### WORK INSTRUCTIONS
For each line below that includes the word "harness", make a copy.

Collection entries
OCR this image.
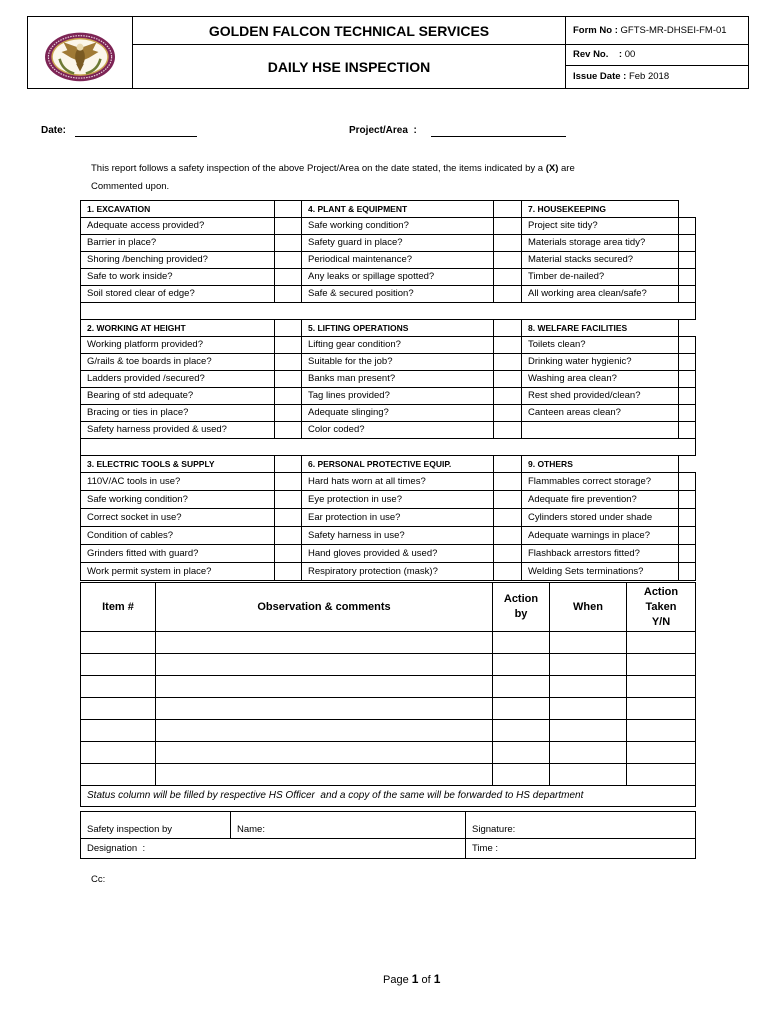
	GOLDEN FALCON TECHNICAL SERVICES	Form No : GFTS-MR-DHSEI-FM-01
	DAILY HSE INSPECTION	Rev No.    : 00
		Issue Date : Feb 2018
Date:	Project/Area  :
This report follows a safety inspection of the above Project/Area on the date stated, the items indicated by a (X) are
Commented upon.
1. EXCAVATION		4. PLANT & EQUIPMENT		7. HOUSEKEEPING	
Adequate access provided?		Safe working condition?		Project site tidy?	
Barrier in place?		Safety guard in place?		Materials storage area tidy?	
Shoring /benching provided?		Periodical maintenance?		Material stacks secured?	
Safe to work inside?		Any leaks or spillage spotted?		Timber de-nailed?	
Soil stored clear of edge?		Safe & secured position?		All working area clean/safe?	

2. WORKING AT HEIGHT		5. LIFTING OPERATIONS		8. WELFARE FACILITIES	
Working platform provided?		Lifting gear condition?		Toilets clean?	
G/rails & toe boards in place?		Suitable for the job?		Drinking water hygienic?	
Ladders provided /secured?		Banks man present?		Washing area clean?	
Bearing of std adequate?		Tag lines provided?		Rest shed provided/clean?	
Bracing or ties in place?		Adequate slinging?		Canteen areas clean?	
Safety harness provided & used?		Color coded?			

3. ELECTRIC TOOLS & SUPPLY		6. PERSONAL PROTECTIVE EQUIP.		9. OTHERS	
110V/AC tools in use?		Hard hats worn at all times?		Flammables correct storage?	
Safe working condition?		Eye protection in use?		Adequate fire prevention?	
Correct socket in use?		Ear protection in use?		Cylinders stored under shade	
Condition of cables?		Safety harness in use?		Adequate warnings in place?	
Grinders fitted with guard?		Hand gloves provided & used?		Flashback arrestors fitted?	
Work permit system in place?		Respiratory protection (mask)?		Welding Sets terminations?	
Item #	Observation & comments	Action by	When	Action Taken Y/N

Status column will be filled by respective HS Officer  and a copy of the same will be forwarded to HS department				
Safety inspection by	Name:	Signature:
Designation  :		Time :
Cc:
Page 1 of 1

### ANSWER TO THE EXERCISE
Safety harness provided & used?		Color coded?			
Condition of cables?		Safety harness in use?		Adequate warnings in place?	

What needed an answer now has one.